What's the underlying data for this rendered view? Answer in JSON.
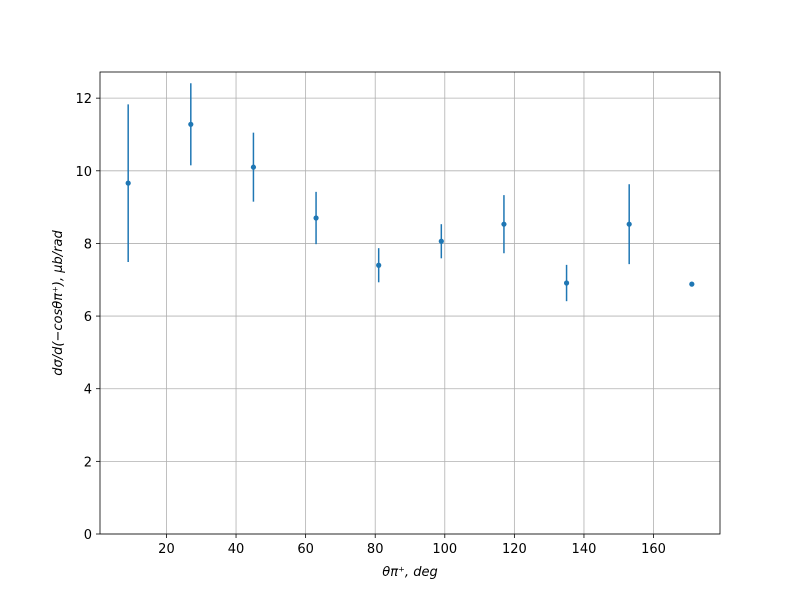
{
  "chart_data": {
    "type": "errorbar",
    "x_label": "θπ⁺, deg",
    "y_label": "dσ/d(−cosθπ⁺), μb/rad",
    "x": [
      9,
      27,
      45,
      63,
      81,
      99,
      117,
      135,
      153,
      171
    ],
    "values": [
      9.66,
      11.28,
      10.1,
      8.7,
      7.4,
      8.06,
      8.53,
      6.91,
      8.53,
      6.88
    ],
    "errors": [
      2.17,
      1.13,
      0.95,
      0.72,
      0.47,
      0.47,
      0.8,
      0.5,
      1.1,
      0.05
    ],
    "color": "#1f77b4",
    "xlim": [
      0.9,
      179.1
    ],
    "xticks": [
      20,
      40,
      60,
      80,
      100,
      120,
      140,
      160
    ],
    "ylim": [
      0,
      12.72
    ],
    "yticks": [
      0,
      2,
      4,
      6,
      8,
      10,
      12
    ],
    "grid": true
  }
}
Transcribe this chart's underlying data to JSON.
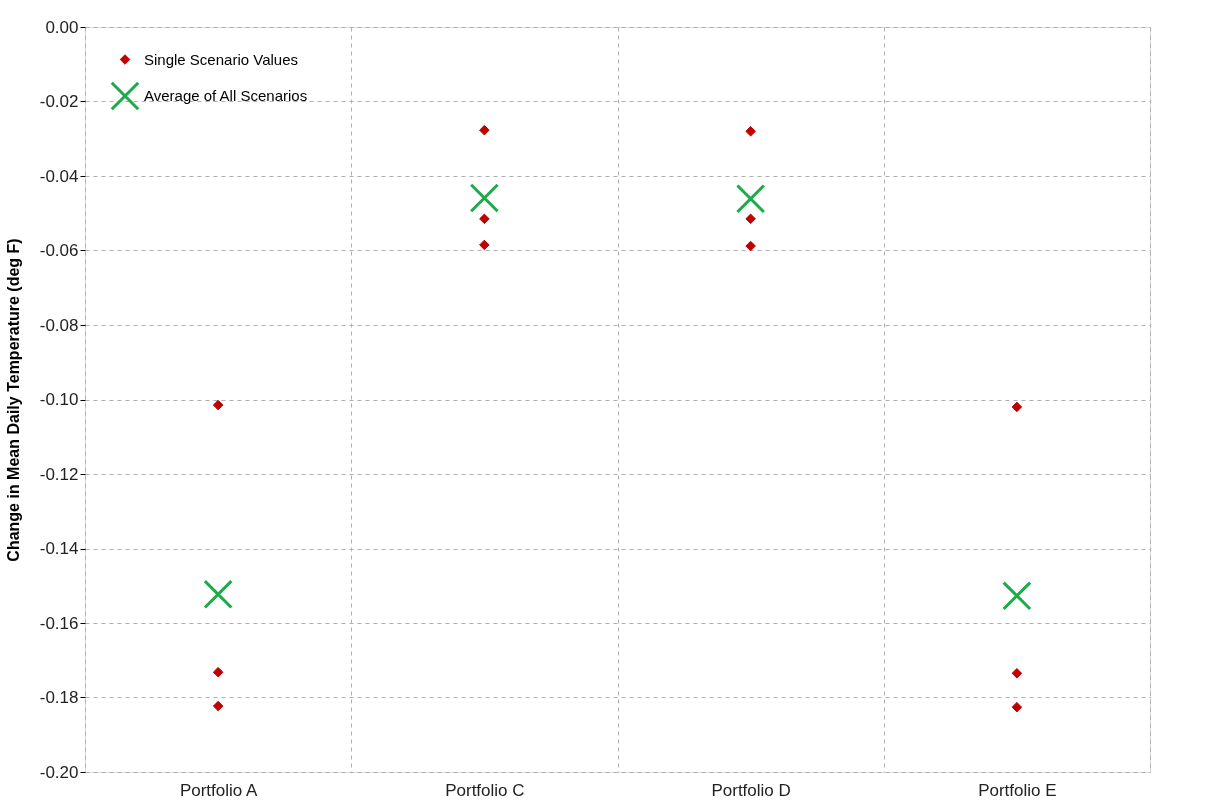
{
  "chart_data": {
    "type": "scatter",
    "ylabel": "Change in Mean Daily Temperature (deg F)",
    "categories": [
      "Portfolio A",
      "Portfolio C",
      "Portfolio D",
      "Portfolio E"
    ],
    "series": [
      {
        "name": "Single Scenario Values",
        "color": "#c00000",
        "marker": "diamond",
        "x": [
          "Portfolio A",
          "Portfolio A",
          "Portfolio A",
          "Portfolio C",
          "Portfolio C",
          "Portfolio C",
          "Portfolio D",
          "Portfolio D",
          "Portfolio D",
          "Portfolio E",
          "Portfolio E",
          "Portfolio E"
        ],
        "values": [
          -0.1015,
          -0.1732,
          -0.1823,
          -0.0277,
          -0.0515,
          -0.0585,
          -0.028,
          -0.0515,
          -0.0588,
          -0.102,
          -0.1735,
          -0.1826
        ]
      },
      {
        "name": "Average of All Scenarios",
        "color": "#1aac4a",
        "marker": "cross",
        "x": [
          "Portfolio A",
          "Portfolio C",
          "Portfolio D",
          "Portfolio E"
        ],
        "values": [
          -0.1523,
          -0.0459,
          -0.0461,
          -0.1527
        ]
      }
    ],
    "ylim": [
      -0.2,
      0
    ],
    "yticks": [
      {
        "value": 0,
        "label": "0.00"
      },
      {
        "value": -0.02,
        "label": "-0.02"
      },
      {
        "value": -0.04,
        "label": "-0.04"
      },
      {
        "value": -0.06,
        "label": "-0.06"
      },
      {
        "value": -0.08,
        "label": "-0.08"
      },
      {
        "value": -0.1,
        "label": "-0.10"
      },
      {
        "value": -0.12,
        "label": "-0.12"
      },
      {
        "value": -0.14,
        "label": "-0.14"
      },
      {
        "value": -0.16,
        "label": "-0.16"
      },
      {
        "value": -0.18,
        "label": "-0.18"
      },
      {
        "value": -0.2,
        "label": "-0.20"
      }
    ],
    "grid": true,
    "legend": "top left"
  }
}
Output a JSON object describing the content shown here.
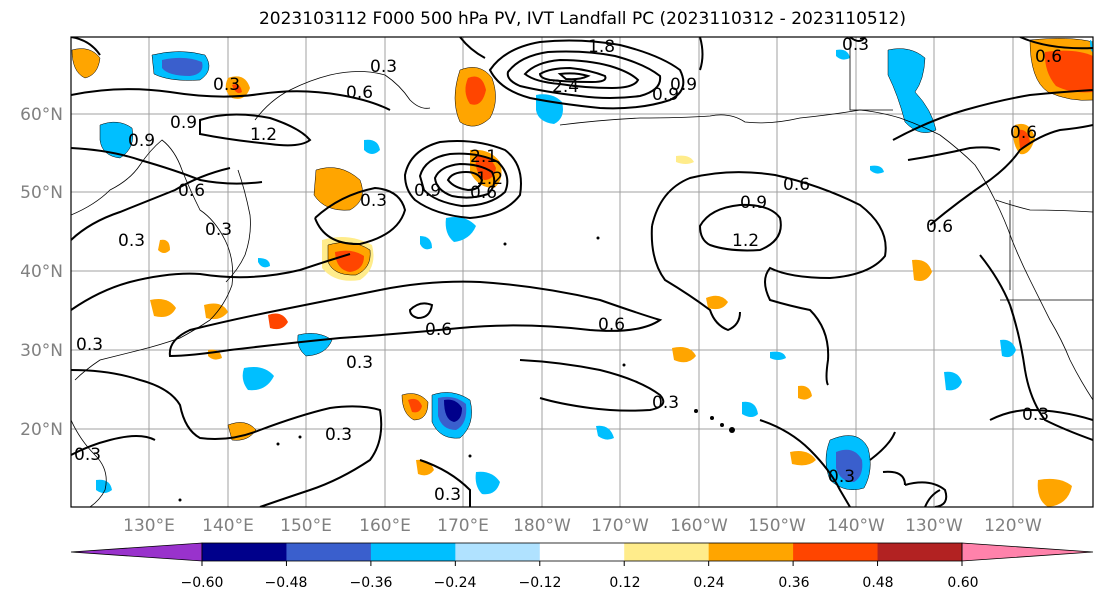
{
  "title": "2023103112 F000 500 hPa PV, IVT Landfall PC (2023110312 - 2023110512)",
  "lon_ticks": [
    "130°E",
    "140°E",
    "150°E",
    "160°E",
    "170°E",
    "180°W",
    "170°W",
    "160°W",
    "150°W",
    "140°W",
    "130°W",
    "120°W"
  ],
  "lat_ticks": [
    "60°N",
    "50°N",
    "40°N",
    "30°N",
    "20°N"
  ],
  "colorbar": {
    "colors": [
      "#9932cc",
      "#00008b",
      "#3a5fcd",
      "#00bfff",
      "#b0e2ff",
      "#ffffff",
      "#ffec8b",
      "#ffa500",
      "#ff4500",
      "#b22222",
      "#ff82ab"
    ],
    "labels": [
      "−0.60",
      "−0.48",
      "−0.36",
      "−0.24",
      "−0.12",
      "0.12",
      "0.24",
      "0.36",
      "0.48",
      "0.60"
    ]
  },
  "contour_labels": [
    "0.3",
    "0.6",
    "0.9",
    "1.2",
    "0.6",
    "0.9",
    "0.3",
    "0.3",
    "0.6",
    "0.3",
    "0.6",
    "0.3",
    "0.3",
    "0.3",
    "0.6",
    "0.9",
    "1.2",
    "0.6",
    "0.6",
    "0.6",
    "0.3",
    "0.3",
    "0.3",
    "0.3",
    "1.8",
    "2.4",
    "2.1",
    "0.9",
    "0.6",
    "0.9",
    "1.2",
    "0.3",
    "0.3",
    "0.3",
    "0.9"
  ]
}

CHALLENGE —
Each line in the entries above that includes the string "name" should be extracted.

EXERCISE ANSWER —
        "name": "Single Scenario Values",
        "name": "Average of All Scenarios",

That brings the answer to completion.